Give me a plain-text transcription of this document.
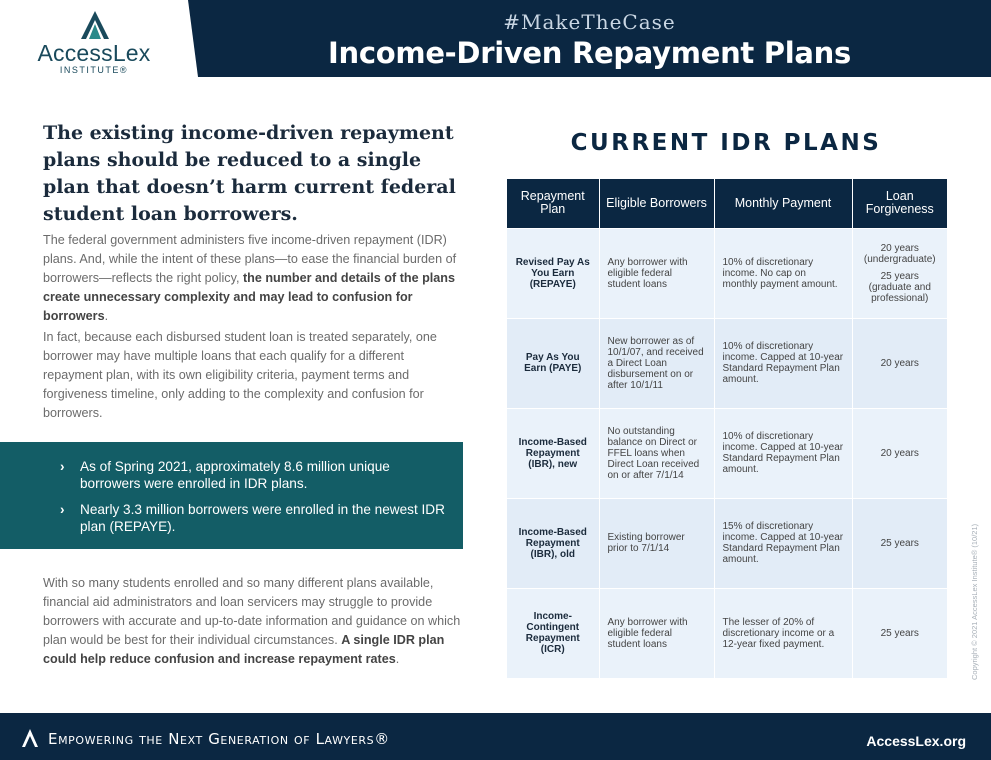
AccessLex
INSTITUTE®
#MakeTheCase
Income-Driven Repayment Plans
The existing income-driven repayment plans should be reduced to a single plan that doesn’t harm current federal student loan borrowers.
The federal government administers five income-driven repayment (IDR) plans. And, while the intent of these plans—to ease the financial burden of borrowers—reflects the right policy, the number and details of the plans create unnecessary complexity and may lead to confusion for borrowers.
In fact, because each disbursed student loan is treated separately, one borrower may have multiple loans that each qualify for a different repayment plan, with its own eligibility criteria, payment terms and forgiveness timeline, only adding to the complexity and confusion for borrowers.
› As of Spring 2021, approximately 8.6 million unique borrowers were enrolled in IDR plans.
› Nearly 3.3 million borrowers were enrolled in the newest IDR plan (REPAYE).
With so many students enrolled and so many different plans available, financial aid administrators and loan servicers may struggle to provide borrowers with accurate and up-to-date information and guidance on which plan would be best for their individual circumstances. A single IDR plan could help reduce confusion and increase repayment rates.
CURRENT IDR PLANS
Repayment Plan	Eligible Borrowers	Monthly Payment	Loan Forgiveness
Revised Pay As You Earn (REPAYE)	Any borrower with eligible federal student loans	10% of discretionary income. No cap on monthly payment amount.	20 years (undergraduate)
25 years (graduate and professional)

Pay As You Earn (PAYE)	New borrower as of 10/1/07, and received a Direct Loan disbursement on or after 10/1/11	10% of discretionary income. Capped at 10-year Standard Repayment Plan amount.	20 years
Income-Based Repayment (IBR), new	No outstanding balance on Direct or FFEL loans when Direct Loan received on or after 7/1/14	10% of discretionary income. Capped at 10-year Standard Repayment Plan amount.	20 years
Income-Based Repayment (IBR), old	Existing borrower prior to 7/1/14	15% of discretionary income. Capped at 10-year Standard Repayment Plan amount.	25 years
Income-Contingent Repayment (ICR)	Any borrower with eligible federal student loans	The lesser of 20% of discretionary income or a 12-year fixed payment.	25 years	Copyright © 2021 AccessLex Institute® (10/21)
Empowering the Next Generation of Lawyers®	AccessLex.org
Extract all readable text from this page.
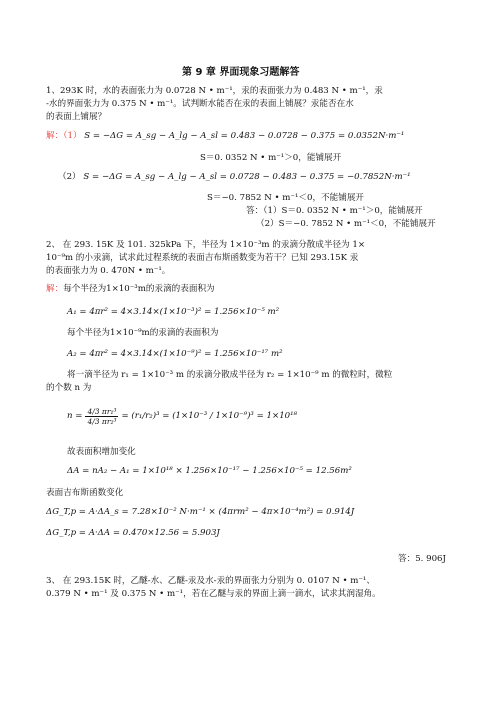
第 9 章 界面现象习题解答
1、293K 时，水的表面张力为 0.0728 N • m⁻¹，汞的表面张力为 0.483 N • m⁻¹，汞
-水的界面张力为 0.375 N • m⁻¹。试判断水能否在汞的表面上铺展？汞能否在水
的表面上铺展？
解：（1） S = −ΔG = A_sg − A_lg − A_sl = 0.483 − 0.0728 − 0.375 = 0.0352N·m⁻¹
S＝0. 0352 N • m⁻¹＞0，能铺展开
（2） S = −ΔG = A_sg − A_lg − A_sl = 0.0728 − 0.483 − 0.375 = −0.7852N·m⁻¹
S＝−0. 7852 N • m⁻¹＜0，不能铺展开
答：（1）S＝0. 0352 N • m⁻¹＞0，能铺展开
（2）S＝−0. 7852 N • m⁻¹＜0，不能铺展开
2、 在 293. 15K 及 101. 325kPa 下，半径为 1×10⁻³m 的汞滴分散成半径为 1×
10⁻⁹m 的小汞滴，试求此过程系统的表面吉布斯函数变为若干？已知 293.15K 汞
的表面张力为 0. 470N • m⁻¹。
解：每个半径为1×10⁻³m的汞滴的表面积为
A₁ = 4πr² = 4×3.14×(1×10⁻³)² = 1.256×10⁻⁵ m²
每个半径为1×10⁻⁹m的汞滴的表面积为
A₂ = 4πr² = 4×3.14×(1×10⁻⁹)² = 1.256×10⁻¹⁷ m²
将一滴半径为 r₁ = 1×10⁻³ m 的汞滴分散成半径为 r₂ = 1×10⁻⁹ m 的微粒时，微粒
的个数 n 为
$n = \frac{\text{4/3 πr₁³}}{\text{4/3 πr₂³}} = (r_1/r_2)^3 = (1\times 10^{-3} / 1\times 10^{-9})^3 = 1\times 10^{18}$
故表面积增加变化
ΔA = nA₂ − A₁ = 1×10¹⁸ × 1.256×10⁻¹⁷ − 1.256×10⁻⁵ = 12.56m²
表面吉布斯函数变化
ΔG_T,p = A·ΔA_s = 7.28×10⁻² N·m⁻¹ × (4πrm² − 4π×10⁻⁴m²) = 0.914J
ΔG_T,p = A·ΔA = 0.470×12.56 = 5.903J
答：5. 906J
3、 在 293.15K 时，乙醚-水、乙醚-汞及水-汞的界面张力分别为 0. 0107 N • m⁻¹、
0.379 N • m⁻¹ 及 0.375 N • m⁻¹，若在乙醚与汞的界面上滴一滴水，试求其润湿角。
———
Look through the lines above and collect those with the word "single".

• **ANSWER TO THIS PROBLEM**
The existing income-driven repayment plans should be reduced to a single plan that doesn’t harm current federal student loan borrowers.
With so many students enrolled and so many different plans available, financial aid administrators and loan servicers may struggle to provide borrowers with accurate and up-to-date information and guidance on which plan would be best for their individual circumstances. A single IDR plan could help reduce confusion and increase repayment rates.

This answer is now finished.